- Required work: Search the listing for the string "this". Copy every line that has it.

-*-

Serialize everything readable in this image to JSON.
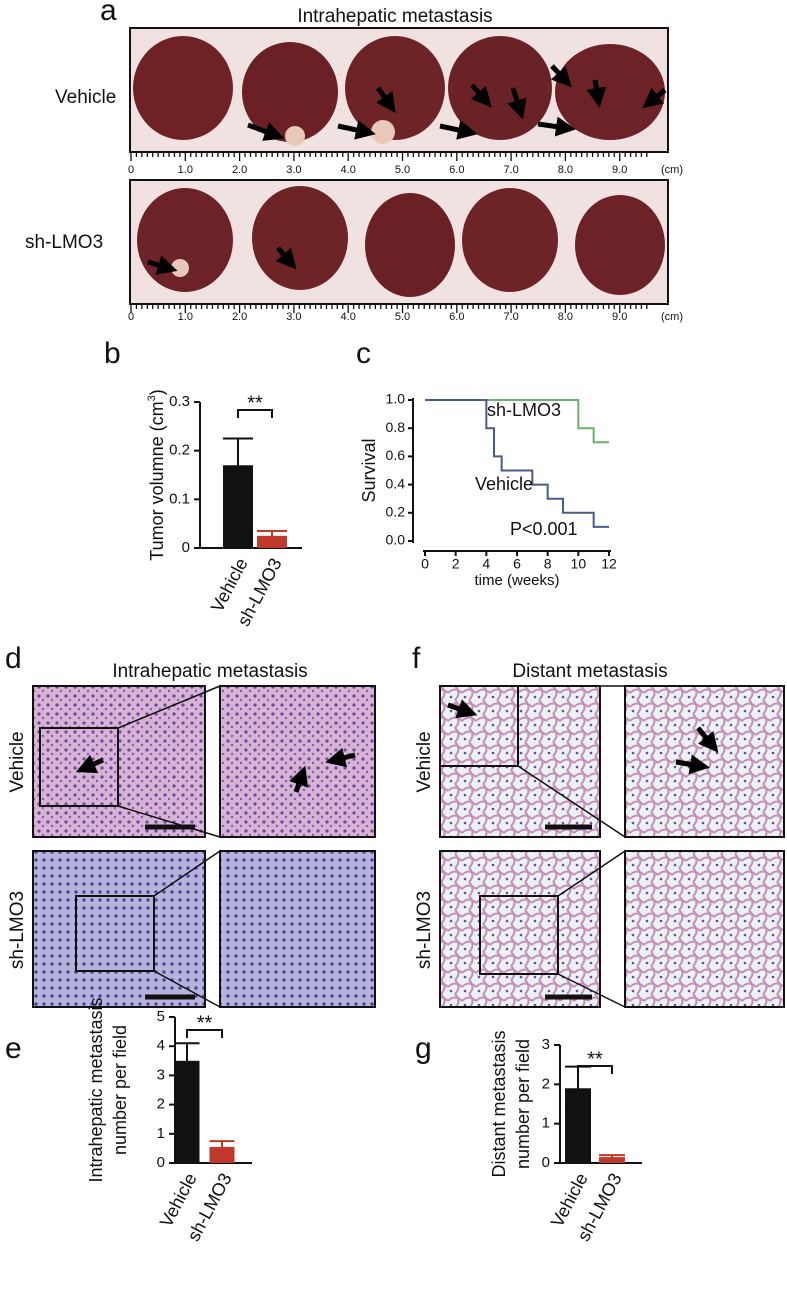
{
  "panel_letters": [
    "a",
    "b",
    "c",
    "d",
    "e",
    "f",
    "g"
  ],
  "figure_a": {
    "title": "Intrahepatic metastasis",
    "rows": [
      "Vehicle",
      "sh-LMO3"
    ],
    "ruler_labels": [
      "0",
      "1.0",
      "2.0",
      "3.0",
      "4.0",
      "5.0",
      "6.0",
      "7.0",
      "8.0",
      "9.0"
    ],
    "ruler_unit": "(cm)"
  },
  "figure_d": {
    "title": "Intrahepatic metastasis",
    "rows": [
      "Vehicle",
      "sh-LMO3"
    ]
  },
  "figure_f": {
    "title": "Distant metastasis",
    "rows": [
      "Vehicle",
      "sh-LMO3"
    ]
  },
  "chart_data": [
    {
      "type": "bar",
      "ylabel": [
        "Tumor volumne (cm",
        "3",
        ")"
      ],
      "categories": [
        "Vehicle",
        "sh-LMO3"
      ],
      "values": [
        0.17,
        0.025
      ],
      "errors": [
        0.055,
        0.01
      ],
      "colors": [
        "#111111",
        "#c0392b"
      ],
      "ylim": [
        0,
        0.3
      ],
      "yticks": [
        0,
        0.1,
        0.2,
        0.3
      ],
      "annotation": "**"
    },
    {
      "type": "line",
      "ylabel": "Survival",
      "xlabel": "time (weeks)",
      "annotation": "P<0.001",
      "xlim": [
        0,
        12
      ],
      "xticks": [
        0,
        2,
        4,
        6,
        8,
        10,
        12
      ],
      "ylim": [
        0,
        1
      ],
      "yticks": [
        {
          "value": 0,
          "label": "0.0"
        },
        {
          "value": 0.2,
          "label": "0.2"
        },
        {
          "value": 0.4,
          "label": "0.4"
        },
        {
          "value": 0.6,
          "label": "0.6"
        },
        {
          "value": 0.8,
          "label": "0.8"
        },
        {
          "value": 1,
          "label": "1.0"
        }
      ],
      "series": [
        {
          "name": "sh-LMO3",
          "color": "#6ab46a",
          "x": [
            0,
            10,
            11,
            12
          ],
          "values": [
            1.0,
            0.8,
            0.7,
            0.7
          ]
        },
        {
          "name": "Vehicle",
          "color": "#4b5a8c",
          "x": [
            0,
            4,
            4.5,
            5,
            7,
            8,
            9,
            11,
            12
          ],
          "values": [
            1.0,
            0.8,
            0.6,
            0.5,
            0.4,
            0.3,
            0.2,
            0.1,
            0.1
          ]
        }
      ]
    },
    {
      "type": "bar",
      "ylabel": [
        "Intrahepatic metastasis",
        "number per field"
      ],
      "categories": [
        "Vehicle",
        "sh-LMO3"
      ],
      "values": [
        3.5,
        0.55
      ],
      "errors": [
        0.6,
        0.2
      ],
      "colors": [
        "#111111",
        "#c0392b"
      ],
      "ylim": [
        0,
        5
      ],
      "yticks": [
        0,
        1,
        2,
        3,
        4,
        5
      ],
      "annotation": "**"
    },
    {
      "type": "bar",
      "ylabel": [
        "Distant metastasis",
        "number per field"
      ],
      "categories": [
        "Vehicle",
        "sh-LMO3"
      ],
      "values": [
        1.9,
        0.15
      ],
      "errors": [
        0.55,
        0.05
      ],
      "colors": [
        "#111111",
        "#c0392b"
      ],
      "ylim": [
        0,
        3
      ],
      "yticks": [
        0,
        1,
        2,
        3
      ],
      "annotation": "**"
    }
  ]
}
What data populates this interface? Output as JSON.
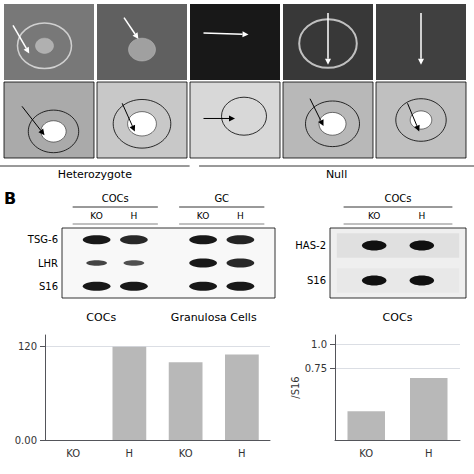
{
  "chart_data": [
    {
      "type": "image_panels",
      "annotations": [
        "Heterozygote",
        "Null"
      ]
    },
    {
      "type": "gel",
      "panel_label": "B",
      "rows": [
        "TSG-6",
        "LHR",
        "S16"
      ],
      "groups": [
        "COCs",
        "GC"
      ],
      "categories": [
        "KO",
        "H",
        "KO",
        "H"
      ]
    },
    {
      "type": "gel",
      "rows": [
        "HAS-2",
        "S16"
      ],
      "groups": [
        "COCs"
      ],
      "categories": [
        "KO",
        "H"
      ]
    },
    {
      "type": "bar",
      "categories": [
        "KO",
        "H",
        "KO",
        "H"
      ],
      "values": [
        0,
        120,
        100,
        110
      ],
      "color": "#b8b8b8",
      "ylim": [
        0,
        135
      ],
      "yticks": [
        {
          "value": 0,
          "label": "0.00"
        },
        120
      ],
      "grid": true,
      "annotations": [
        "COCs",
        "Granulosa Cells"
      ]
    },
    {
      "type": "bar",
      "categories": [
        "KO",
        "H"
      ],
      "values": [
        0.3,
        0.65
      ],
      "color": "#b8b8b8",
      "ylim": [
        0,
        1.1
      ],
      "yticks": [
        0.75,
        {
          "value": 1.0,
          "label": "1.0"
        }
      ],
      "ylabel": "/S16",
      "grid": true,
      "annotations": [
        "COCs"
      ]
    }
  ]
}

-*-

- Worked solution:
Serialize everything readable in this image to JSON.
What data populates this interface? Output as JSON.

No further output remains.